▶ Aim: Copy exactly, and only, the lines from the one with "Extract the structured" to the end of the listing; omit pictures.

▶ Material for this task:
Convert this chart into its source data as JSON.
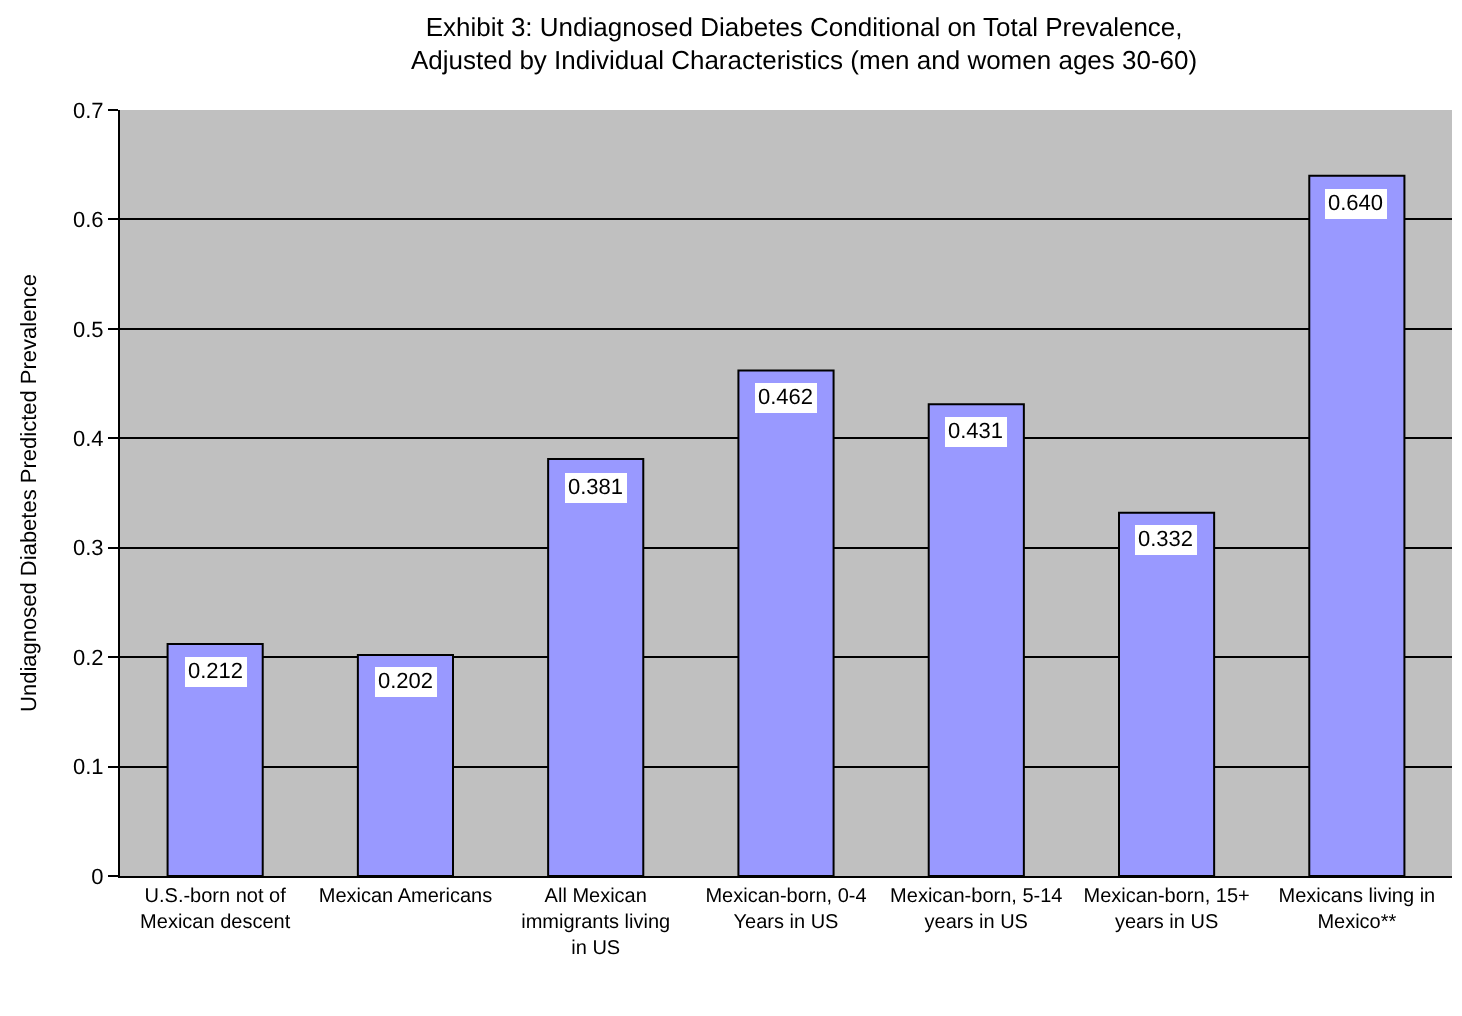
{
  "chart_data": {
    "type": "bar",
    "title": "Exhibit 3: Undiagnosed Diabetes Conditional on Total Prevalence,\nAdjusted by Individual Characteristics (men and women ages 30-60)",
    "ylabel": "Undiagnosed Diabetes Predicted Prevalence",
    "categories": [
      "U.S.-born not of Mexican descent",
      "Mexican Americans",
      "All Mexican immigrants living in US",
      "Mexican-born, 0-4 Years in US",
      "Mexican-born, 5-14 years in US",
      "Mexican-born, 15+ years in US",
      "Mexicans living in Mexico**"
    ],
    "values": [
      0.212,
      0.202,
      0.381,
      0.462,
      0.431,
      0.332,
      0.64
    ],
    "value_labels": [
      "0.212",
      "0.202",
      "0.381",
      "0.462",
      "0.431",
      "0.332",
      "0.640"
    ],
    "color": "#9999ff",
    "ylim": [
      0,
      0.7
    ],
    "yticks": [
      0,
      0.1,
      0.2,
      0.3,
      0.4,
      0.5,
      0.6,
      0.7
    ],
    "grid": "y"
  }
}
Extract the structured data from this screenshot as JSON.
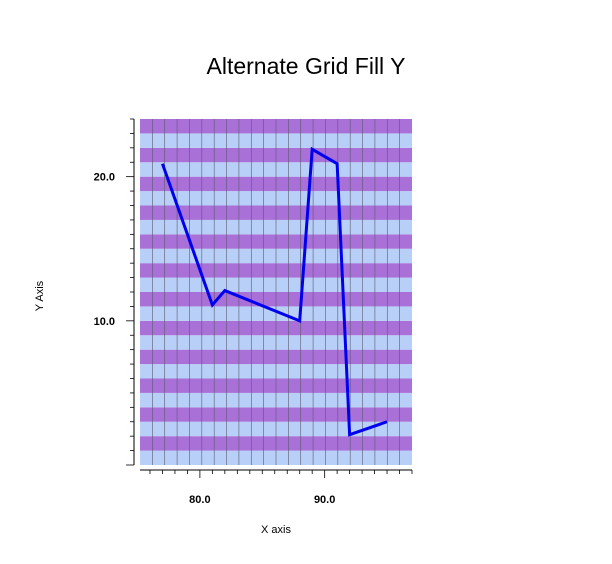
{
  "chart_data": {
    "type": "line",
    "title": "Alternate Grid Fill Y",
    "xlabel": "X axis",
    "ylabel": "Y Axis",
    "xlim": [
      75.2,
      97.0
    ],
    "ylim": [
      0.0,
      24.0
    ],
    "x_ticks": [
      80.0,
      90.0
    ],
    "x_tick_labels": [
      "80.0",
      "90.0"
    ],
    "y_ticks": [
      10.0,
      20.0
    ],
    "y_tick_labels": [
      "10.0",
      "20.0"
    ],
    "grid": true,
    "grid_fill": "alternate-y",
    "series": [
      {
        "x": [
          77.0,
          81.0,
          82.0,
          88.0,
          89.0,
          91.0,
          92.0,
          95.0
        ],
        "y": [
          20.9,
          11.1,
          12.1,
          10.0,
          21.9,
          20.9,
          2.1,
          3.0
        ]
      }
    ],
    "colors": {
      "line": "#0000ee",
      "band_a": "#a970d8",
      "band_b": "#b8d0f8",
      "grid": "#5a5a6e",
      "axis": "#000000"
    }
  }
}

▶ Right answer:
Extract the structured data from this screenshot as JSON.
{
  "chart_data": {
    "type": "line",
    "title": "Alternate Grid Fill Y",
    "xlabel": "X axis",
    "ylabel": "Y Axis",
    "xlim": [
      75.2,
      97.0
    ],
    "ylim": [
      0.0,
      24.0
    ],
    "x_ticks": [
      80.0,
      90.0
    ],
    "x_tick_labels": [
      "80.0",
      "90.0"
    ],
    "y_ticks": [
      10.0,
      20.0
    ],
    "y_tick_labels": [
      "10.0",
      "20.0"
    ],
    "grid": true,
    "grid_fill": "alternate-y",
    "series": [
      {
        "x": [
          77.0,
          81.0,
          82.0,
          88.0,
          89.0,
          91.0,
          92.0,
          95.0
        ],
        "y": [
          20.9,
          11.1,
          12.1,
          10.0,
          21.9,
          20.9,
          2.1,
          3.0
        ]
      }
    ],
    "colors": {
      "line": "#0000ee",
      "band_a": "#a970d8",
      "band_b": "#b8d0f8",
      "grid": "#5a5a6e",
      "axis": "#000000"
    }
  }
}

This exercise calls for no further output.